**RECORDS TO USE:**
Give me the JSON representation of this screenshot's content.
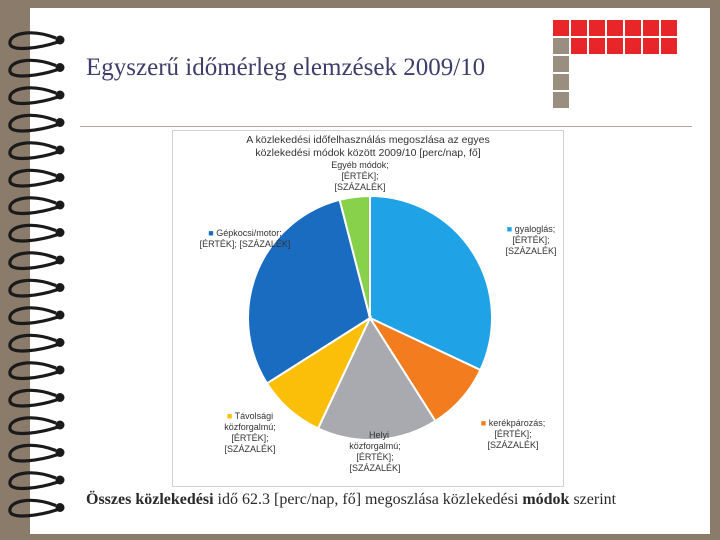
{
  "slide": {
    "title": "Egyszerű időmérleg elemzések 2009/10",
    "caption": {
      "part1": "Összes",
      "part2": "közlekedési",
      "part3": "idő 62.3 [perc/nap, fő] megoszlása közlekedési",
      "part4": "módok",
      "part5": "szerint"
    }
  },
  "colors": {
    "background": "#8a7b6a",
    "square_red": "#e8262a",
    "square_gray": "#9a8e80",
    "title": "#3e3e6a"
  },
  "chart_data": {
    "type": "pie",
    "title_line1": "A közlekedési időfelhasználás megoszlása az egyes",
    "title_line2": "közlekedési módok között 2009/10 [perc/nap, fő]",
    "start_angle_deg": 0,
    "slices": [
      {
        "name": "gyaloglás",
        "value": 32,
        "color": "#1fa2e6",
        "value_label": "[ÉRTÉK];",
        "pct_label": "[SZÁZALÉK]"
      },
      {
        "name": "kerékpározás",
        "value": 9,
        "color": "#f27c1e",
        "value_label": "[ÉRTÉK];",
        "pct_label": "[SZÁZALÉK]"
      },
      {
        "name": "Helyi közforgalmú",
        "value": 16,
        "color": "#a8aab0",
        "value_label": "[ÉRTÉK];",
        "pct_label": "[SZÁZALÉK]"
      },
      {
        "name": "Távolsági közforgalmú",
        "value": 9,
        "color": "#fbbf0a",
        "value_label": "[ÉRTÉK];",
        "pct_label": "[SZÁZALÉK]"
      },
      {
        "name": "Gépkocsi/motor",
        "value": 30,
        "color": "#1a6cc0",
        "value_label": "[ÉRTÉK];",
        "pct_label": "[SZÁZALÉK]"
      },
      {
        "name": "Egyéb módok",
        "value": 4,
        "color": "#88d14a",
        "value_label": "[ÉRTÉK];",
        "pct_label": "[SZÁZALÉK]"
      }
    ],
    "labels": {
      "gyaloglas": {
        "l1": "gyaloglás;",
        "l2": "[ÉRTÉK];",
        "l3": "[SZÁZALÉK]"
      },
      "kerekpar": {
        "l1": "kerékpározás;",
        "l2": "[ÉRTÉK];",
        "l3": "[SZÁZALÉK]"
      },
      "helyi": {
        "l1": "Helyi",
        "l2": "közforgalmú;",
        "l3": "[ÉRTÉK];",
        "l4": "[SZÁZALÉK]"
      },
      "tavolsagi": {
        "l1": "Távolsági",
        "l2": "közforgalmú;",
        "l3": "[ÉRTÉK];",
        "l4": "[SZÁZALÉK]"
      },
      "gepkocsi": {
        "l1": "Gépkocsi/motor;",
        "l2": "[ÉRTÉK]; [SZÁZALÉK]"
      },
      "egyeb": {
        "l1": "Egyéb módok;",
        "l2": "[ÉRTÉK];",
        "l3": "[SZÁZALÉK]"
      }
    }
  }
}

**PROBLEM REQUIREMENTS:** Say, as a single number and nothing more, how many lines of the entries contain the word "módok".

**FINAL ANSWER:** 4